Output all lines exactly.

Excerpted records:
▶
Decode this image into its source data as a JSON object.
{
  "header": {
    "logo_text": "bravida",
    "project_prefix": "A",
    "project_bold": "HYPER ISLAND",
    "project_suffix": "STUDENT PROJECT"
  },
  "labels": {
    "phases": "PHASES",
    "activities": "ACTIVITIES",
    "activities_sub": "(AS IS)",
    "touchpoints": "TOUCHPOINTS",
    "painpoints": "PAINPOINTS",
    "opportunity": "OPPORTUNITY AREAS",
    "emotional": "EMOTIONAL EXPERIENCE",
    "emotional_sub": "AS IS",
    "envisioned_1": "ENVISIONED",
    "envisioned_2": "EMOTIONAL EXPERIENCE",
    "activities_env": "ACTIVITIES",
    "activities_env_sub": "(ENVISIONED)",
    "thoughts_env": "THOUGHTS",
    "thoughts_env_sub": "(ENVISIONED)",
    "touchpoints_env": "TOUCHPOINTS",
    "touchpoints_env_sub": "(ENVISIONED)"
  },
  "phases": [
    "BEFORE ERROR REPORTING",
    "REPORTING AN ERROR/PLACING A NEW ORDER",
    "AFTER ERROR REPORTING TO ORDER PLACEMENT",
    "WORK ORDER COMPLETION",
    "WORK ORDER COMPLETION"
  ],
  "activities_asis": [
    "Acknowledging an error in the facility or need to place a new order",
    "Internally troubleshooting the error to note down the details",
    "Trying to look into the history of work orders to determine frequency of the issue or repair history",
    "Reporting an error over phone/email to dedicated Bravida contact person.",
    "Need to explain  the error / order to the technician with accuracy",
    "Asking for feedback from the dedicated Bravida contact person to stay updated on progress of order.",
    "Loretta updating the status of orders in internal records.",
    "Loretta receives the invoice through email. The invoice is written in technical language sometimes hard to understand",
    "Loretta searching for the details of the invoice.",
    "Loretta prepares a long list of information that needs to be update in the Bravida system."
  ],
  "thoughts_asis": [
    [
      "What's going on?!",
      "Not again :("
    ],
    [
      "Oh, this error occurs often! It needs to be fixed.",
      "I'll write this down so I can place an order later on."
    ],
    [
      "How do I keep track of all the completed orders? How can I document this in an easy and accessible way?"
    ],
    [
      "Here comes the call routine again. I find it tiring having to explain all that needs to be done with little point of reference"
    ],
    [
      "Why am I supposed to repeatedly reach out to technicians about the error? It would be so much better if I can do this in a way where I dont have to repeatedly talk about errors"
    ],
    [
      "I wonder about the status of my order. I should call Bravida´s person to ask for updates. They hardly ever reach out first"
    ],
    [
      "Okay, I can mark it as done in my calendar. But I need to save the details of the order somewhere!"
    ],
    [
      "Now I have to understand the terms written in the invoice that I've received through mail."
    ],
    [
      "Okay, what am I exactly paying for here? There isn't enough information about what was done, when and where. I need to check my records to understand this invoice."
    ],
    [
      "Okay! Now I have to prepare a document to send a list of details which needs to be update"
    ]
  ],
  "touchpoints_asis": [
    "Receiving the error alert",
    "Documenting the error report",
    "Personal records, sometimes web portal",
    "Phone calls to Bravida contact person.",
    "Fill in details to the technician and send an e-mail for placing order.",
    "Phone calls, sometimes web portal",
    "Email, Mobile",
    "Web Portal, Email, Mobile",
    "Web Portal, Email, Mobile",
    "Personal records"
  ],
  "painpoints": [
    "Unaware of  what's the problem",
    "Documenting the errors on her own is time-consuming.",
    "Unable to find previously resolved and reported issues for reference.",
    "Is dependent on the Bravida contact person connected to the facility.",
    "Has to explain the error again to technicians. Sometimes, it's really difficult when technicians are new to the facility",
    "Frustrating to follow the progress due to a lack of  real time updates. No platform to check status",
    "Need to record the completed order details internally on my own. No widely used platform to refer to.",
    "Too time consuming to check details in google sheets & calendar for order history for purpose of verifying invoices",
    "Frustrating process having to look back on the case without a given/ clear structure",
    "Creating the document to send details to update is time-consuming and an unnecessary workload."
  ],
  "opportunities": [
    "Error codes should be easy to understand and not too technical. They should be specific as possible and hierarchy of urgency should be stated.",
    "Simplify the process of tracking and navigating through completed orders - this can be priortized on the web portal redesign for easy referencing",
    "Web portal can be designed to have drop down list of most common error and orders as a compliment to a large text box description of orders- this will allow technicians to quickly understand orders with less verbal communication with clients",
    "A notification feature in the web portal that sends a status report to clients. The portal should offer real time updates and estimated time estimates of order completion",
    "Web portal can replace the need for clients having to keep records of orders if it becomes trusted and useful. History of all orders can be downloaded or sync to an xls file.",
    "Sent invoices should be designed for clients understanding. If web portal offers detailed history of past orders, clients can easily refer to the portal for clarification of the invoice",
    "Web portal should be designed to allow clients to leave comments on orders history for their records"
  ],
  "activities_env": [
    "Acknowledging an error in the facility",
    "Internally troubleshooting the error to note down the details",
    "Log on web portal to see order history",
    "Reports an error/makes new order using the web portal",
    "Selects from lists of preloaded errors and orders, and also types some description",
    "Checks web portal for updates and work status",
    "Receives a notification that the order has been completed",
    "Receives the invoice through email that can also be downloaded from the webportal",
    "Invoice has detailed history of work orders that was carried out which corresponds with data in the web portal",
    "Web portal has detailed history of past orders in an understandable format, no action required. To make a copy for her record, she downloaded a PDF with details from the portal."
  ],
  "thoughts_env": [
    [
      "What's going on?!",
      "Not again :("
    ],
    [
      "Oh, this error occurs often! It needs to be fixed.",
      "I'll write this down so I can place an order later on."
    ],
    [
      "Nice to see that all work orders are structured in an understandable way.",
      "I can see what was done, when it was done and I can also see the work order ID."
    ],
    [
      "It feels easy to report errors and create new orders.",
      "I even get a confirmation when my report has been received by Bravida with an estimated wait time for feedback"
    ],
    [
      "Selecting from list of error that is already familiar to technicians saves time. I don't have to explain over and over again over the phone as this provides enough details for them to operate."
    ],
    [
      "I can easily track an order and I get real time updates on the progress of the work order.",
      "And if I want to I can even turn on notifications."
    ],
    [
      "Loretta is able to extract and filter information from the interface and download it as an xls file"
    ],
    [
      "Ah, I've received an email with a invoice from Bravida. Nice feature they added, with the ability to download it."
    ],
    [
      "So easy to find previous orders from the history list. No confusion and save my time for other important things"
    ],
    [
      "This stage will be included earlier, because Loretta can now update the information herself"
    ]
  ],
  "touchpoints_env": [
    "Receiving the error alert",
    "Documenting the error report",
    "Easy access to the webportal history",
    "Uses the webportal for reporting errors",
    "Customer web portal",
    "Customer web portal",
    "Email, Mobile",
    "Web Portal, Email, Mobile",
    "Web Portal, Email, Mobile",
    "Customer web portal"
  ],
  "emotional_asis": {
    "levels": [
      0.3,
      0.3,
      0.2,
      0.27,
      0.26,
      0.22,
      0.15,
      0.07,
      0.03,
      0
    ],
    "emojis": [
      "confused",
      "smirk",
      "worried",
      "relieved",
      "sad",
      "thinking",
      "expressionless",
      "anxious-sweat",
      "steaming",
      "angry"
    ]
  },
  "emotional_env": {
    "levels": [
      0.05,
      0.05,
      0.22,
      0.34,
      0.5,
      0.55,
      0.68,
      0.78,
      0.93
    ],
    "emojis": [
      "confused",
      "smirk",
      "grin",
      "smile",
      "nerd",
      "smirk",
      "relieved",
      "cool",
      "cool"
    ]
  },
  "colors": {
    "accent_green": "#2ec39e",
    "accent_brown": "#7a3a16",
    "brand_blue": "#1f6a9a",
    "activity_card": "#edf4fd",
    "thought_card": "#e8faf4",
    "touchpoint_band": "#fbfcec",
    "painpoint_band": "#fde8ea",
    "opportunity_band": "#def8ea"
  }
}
◀
Result of the exercise:
Decode this image into its source data as a JSON object.
{
  "header": {
    "logo_text": "bravida",
    "project_prefix": "A",
    "project_bold": "HYPER ISLAND",
    "project_suffix": "STUDENT PROJECT"
  },
  "labels": {
    "phases": "PHASES",
    "activities": "ACTIVITIES",
    "activities_sub": "(AS IS)",
    "touchpoints": "TOUCHPOINTS",
    "painpoints": "PAINPOINTS",
    "opportunity": "OPPORTUNITY AREAS",
    "emotional": "EMOTIONAL EXPERIENCE",
    "emotional_sub": "AS IS",
    "envisioned_1": "ENVISIONED",
    "envisioned_2": "EMOTIONAL EXPERIENCE",
    "activities_env": "ACTIVITIES",
    "activities_env_sub": "(ENVISIONED)",
    "thoughts_env": "THOUGHTS",
    "thoughts_env_sub": "(ENVISIONED)",
    "touchpoints_env": "TOUCHPOINTS",
    "touchpoints_env_sub": "(ENVISIONED)"
  },
  "phases": [
    "BEFORE ERROR REPORTING",
    "REPORTING AN ERROR/PLACING A NEW ORDER",
    "AFTER ERROR REPORTING TO ORDER PLACEMENT",
    "WORK ORDER COMPLETION",
    "WORK ORDER COMPLETION"
  ],
  "activities_asis": [
    "Acknowledging an error in the facility or need to place a new order",
    "Internally troubleshooting the error to note down the details",
    "Trying to look into the history of work orders to determine frequency of the issue or repair history",
    "Reporting an error over phone/email to dedicated Bravida contact person.",
    "Need to explain  the error / order to the technician with accuracy",
    "Asking for feedback from the dedicated Bravida contact person to stay updated on progress of order.",
    "Loretta updating the status of orders in internal records.",
    "Loretta receives the invoice through email. The invoice is written in technical language sometimes hard to understand",
    "Loretta searching for the details of the invoice.",
    "Loretta prepares a long list of information that needs to be update in the Bravida system."
  ],
  "thoughts_asis": [
    [
      "What's going on?!",
      "Not again :("
    ],
    [
      "Oh, this error occurs often! It needs to be fixed.",
      "I'll write this down so I can place an order later on."
    ],
    [
      "How do I keep track of all the completed orders? How can I document this in an easy and accessible way?"
    ],
    [
      "Here comes the call routine again. I find it tiring having to explain all that needs to be done with little point of reference"
    ],
    [
      "Why am I supposed to repeatedly reach out to technicians about the error? It would be so much better if I can do this in a way where I dont have to repeatedly talk about errors"
    ],
    [
      "I wonder about the status of my order. I should call Bravida´s person to ask for updates. They hardly ever reach out first"
    ],
    [
      "Okay, I can mark it as done in my calendar. But I need to save the details of the order somewhere!"
    ],
    [
      "Now I have to understand the terms written in the invoice that I've received through mail."
    ],
    [
      "Okay, what am I exactly paying for here? There isn't enough information about what was done, when and where. I need to check my records to understand this invoice."
    ],
    [
      "Okay! Now I have to prepare a document to send a list of details which needs to be update"
    ]
  ],
  "touchpoints_asis": [
    "Receiving the error alert",
    "Documenting the error report",
    "Personal records, sometimes web portal",
    "Phone calls to Bravida contact person.",
    "Fill in details to the technician and send an e-mail for placing order.",
    "Phone calls, sometimes web portal",
    "Email, Mobile",
    "Web Portal, Email, Mobile",
    "Web Portal, Email, Mobile",
    "Personal records"
  ],
  "painpoints": [
    "Unaware of  what's the problem",
    "Documenting the errors on her own is time-consuming.",
    "Unable to find previously resolved and reported issues for reference.",
    "Is dependent on the Bravida contact person connected to the facility.",
    "Has to explain the error again to technicians. Sometimes, it's really difficult when technicians are new to the facility",
    "Frustrating to follow the progress due to a lack of  real time updates. No platform to check status",
    "Need to record the completed order details internally on my own. No widely used platform to refer to.",
    "Too time consuming to check details in google sheets & calendar for order history for purpose of verifying invoices",
    "Frustrating process having to look back on the case without a given/ clear structure",
    "Creating the document to send details to update is time-consuming and an unnecessary workload."
  ],
  "opportunities": [
    "Error codes should be easy to understand and not too technical. They should be specific as possible and hierarchy of urgency should be stated.",
    "Simplify the process of tracking and navigating through completed orders - this can be priortized on the web portal redesign for easy referencing",
    "Web portal can be designed to have drop down list of most common error and orders as a compliment to a large text box description of orders- this will allow technicians to quickly understand orders with less verbal communication with clients",
    "A notification feature in the web portal that sends a status report to clients. The portal should offer real time updates and estimated time estimates of order completion",
    "Web portal can replace the need for clients having to keep records of orders if it becomes trusted and useful. History of all orders can be downloaded or sync to an xls file.",
    "Sent invoices should be designed for clients understanding. If web portal offers detailed history of past orders, clients can easily refer to the portal for clarification of the invoice",
    "Web portal should be designed to allow clients to leave comments on orders history for their records"
  ],
  "activities_env": [
    "Acknowledging an error in the facility",
    "Internally troubleshooting the error to note down the details",
    "Log on web portal to see order history",
    "Reports an error/makes new order using the web portal",
    "Selects from lists of preloaded errors and orders, and also types some description",
    "Checks web portal for updates and work status",
    "Receives a notification that the order has been completed",
    "Receives the invoice through email that can also be downloaded from the webportal",
    "Invoice has detailed history of work orders that was carried out which corresponds with data in the web portal",
    "Web portal has detailed history of past orders in an understandable format, no action required. To make a copy for her record, she downloaded a PDF with details from the portal."
  ],
  "thoughts_env": [
    [
      "What's going on?!",
      "Not again :("
    ],
    [
      "Oh, this error occurs often! It needs to be fixed.",
      "I'll write this down so I can place an order later on."
    ],
    [
      "Nice to see that all work orders are structured in an understandable way.",
      "I can see what was done, when it was done and I can also see the work order ID."
    ],
    [
      "It feels easy to report errors and create new orders.",
      "I even get a confirmation when my report has been received by Bravida with an estimated wait time for feedback"
    ],
    [
      "Selecting from list of error that is already familiar to technicians saves time. I don't have to explain over and over again over the phone as this provides enough details for them to operate."
    ],
    [
      "I can easily track an order and I get real time updates on the progress of the work order.",
      "And if I want to I can even turn on notifications."
    ],
    [
      "Loretta is able to extract and filter information from the interface and download it as an xls file"
    ],
    [
      "Ah, I've received an email with a invoice from Bravida. Nice feature they added, with the ability to download it."
    ],
    [
      "So easy to find previous orders from the history list. No confusion and save my time for other important things"
    ],
    [
      "This stage will be included earlier, because Loretta can now update the information herself"
    ]
  ],
  "touchpoints_env": [
    "Receiving the error alert",
    "Documenting the error report",
    "Easy access to the webportal history",
    "Uses the webportal for reporting errors",
    "Customer web portal",
    "Customer web portal",
    "Email, Mobile",
    "Web Portal, Email, Mobile",
    "Web Portal, Email, Mobile",
    "Customer web portal"
  ],
  "emotional_asis": {
    "levels": [
      0.3,
      0.3,
      0.2,
      0.27,
      0.26,
      0.22,
      0.15,
      0.07,
      0.03,
      0
    ],
    "emojis": [
      "confused",
      "smirk",
      "worried",
      "relieved",
      "sad",
      "thinking",
      "expressionless",
      "anxious-sweat",
      "steaming",
      "angry"
    ]
  },
  "emotional_env": {
    "levels": [
      0.05,
      0.05,
      0.22,
      0.34,
      0.5,
      0.55,
      0.68,
      0.78,
      0.93
    ],
    "emojis": [
      "confused",
      "smirk",
      "grin",
      "smile",
      "nerd",
      "smirk",
      "relieved",
      "cool",
      "cool"
    ]
  },
  "colors": {
    "accent_green": "#2ec39e",
    "accent_brown": "#7a3a16",
    "brand_blue": "#1f6a9a",
    "activity_card": "#edf4fd",
    "thought_card": "#e8faf4",
    "touchpoint_band": "#fbfcec",
    "painpoint_band": "#fde8ea",
    "opportunity_band": "#def8ea"
  }
}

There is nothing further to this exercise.